* start *
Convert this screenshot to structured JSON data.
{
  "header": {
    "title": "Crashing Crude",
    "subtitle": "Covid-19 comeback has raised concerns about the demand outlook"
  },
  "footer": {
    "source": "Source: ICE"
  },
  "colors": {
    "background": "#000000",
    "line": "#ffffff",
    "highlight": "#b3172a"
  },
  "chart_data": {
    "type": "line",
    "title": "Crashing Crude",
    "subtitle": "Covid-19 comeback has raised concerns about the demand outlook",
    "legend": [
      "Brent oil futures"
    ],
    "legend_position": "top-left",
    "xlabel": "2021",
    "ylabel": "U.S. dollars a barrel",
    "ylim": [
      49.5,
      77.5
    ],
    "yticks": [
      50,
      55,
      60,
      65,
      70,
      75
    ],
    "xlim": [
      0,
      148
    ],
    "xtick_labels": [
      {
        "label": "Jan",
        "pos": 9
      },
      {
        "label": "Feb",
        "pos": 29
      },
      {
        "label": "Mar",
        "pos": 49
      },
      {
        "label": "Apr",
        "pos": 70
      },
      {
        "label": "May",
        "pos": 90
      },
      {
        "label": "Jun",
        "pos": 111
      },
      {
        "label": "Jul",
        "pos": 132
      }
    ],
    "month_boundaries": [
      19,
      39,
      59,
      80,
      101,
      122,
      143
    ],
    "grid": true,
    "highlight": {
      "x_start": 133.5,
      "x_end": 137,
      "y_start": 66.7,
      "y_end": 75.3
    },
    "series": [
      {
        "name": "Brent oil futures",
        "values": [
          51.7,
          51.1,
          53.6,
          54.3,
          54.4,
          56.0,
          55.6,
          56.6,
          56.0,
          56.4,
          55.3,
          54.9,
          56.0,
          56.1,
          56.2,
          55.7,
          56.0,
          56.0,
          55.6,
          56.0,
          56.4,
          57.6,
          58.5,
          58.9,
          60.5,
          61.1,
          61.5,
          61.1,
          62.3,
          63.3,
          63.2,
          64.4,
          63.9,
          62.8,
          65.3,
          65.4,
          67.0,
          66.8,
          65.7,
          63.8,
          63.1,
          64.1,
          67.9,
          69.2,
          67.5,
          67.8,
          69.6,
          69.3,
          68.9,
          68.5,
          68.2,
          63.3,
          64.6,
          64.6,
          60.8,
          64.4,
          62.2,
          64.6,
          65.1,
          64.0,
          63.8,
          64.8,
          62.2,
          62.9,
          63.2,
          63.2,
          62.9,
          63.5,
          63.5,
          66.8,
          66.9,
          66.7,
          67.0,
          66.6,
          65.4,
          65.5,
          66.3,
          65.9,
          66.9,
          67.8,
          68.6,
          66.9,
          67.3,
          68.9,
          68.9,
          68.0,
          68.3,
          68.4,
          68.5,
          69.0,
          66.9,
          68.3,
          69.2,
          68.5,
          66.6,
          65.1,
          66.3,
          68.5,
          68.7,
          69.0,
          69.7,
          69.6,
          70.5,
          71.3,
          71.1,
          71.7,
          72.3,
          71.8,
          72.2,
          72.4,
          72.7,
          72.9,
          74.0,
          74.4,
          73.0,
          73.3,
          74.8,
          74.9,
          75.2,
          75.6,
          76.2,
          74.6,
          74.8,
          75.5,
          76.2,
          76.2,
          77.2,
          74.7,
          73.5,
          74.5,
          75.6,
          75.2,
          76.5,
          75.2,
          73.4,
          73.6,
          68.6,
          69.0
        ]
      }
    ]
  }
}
* end *
* start *
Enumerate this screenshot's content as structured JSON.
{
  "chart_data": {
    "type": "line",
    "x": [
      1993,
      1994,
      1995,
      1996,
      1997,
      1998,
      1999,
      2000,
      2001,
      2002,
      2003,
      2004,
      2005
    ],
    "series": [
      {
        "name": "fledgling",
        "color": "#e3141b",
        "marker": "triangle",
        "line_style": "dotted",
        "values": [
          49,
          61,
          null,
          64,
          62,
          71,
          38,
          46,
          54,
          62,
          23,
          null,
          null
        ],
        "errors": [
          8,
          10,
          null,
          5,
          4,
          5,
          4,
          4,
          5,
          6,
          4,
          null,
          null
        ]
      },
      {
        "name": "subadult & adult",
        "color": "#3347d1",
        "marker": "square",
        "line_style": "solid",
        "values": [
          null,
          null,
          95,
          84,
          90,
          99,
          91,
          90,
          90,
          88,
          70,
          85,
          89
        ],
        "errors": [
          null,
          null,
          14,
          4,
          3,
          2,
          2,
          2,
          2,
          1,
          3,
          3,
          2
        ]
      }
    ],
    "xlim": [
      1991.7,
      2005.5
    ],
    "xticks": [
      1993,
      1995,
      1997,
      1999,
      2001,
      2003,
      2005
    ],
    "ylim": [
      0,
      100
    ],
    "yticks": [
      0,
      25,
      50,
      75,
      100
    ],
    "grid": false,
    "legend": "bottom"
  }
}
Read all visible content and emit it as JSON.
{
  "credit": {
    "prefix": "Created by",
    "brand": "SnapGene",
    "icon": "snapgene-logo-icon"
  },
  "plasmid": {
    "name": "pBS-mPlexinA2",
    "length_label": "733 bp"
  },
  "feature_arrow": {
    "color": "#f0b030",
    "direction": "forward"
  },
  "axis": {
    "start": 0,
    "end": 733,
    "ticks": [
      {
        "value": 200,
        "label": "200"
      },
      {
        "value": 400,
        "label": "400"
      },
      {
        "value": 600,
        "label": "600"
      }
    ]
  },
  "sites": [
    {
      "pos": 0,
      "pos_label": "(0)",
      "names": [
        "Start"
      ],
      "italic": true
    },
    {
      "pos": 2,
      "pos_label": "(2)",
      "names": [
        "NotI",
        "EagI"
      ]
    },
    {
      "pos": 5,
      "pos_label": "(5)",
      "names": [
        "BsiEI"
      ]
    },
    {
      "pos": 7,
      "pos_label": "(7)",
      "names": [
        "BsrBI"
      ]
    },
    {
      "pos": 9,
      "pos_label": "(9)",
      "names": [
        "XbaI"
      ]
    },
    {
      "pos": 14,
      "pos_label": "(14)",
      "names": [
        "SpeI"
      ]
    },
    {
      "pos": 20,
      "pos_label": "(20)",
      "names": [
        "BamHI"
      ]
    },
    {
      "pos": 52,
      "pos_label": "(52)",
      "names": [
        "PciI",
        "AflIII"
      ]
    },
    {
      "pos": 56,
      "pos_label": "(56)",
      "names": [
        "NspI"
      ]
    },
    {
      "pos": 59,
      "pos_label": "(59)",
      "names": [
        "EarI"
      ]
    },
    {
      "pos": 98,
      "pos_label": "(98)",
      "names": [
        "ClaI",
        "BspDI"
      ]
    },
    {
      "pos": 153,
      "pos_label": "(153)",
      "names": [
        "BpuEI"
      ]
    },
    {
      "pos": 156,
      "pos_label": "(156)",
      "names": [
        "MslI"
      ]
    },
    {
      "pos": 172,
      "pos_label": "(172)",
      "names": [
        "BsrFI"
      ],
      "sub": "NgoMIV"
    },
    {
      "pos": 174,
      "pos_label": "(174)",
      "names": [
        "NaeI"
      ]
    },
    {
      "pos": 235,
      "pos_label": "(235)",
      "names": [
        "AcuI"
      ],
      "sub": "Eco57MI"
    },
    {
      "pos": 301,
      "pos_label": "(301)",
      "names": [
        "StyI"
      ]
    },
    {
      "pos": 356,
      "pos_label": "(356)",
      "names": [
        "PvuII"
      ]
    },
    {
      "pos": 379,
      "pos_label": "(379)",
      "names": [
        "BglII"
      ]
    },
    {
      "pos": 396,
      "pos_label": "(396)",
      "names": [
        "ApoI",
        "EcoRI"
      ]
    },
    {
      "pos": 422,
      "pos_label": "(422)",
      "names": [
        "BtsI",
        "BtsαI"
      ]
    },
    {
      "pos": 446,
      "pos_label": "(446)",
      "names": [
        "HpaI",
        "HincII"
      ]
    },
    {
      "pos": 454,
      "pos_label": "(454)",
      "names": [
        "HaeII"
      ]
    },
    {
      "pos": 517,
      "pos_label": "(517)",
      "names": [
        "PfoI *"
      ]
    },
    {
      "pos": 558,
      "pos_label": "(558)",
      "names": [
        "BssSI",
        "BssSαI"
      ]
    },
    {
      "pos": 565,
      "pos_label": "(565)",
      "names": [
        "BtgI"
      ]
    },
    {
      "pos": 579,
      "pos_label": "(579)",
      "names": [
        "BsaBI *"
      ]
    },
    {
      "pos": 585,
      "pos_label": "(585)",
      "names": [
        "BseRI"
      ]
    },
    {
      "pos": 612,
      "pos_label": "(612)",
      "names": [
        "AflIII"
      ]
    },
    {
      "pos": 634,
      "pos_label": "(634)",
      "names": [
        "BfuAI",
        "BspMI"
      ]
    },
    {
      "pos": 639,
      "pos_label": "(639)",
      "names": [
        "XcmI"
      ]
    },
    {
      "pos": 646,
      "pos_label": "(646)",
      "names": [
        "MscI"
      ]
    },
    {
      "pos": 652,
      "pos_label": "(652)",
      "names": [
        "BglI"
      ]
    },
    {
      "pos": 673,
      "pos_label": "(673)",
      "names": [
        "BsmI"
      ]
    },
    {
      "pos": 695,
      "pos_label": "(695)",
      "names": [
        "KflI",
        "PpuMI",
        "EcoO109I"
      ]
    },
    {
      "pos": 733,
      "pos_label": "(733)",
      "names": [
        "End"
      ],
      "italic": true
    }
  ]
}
* end *
Goal
Find every line that holds "about" and copy it.

Answer for the task
    "subtitle": "Covid-19 comeback has raised concerns about the demand outlook"
    "subtitle": "Covid-19 comeback has raised concerns about the demand outlook",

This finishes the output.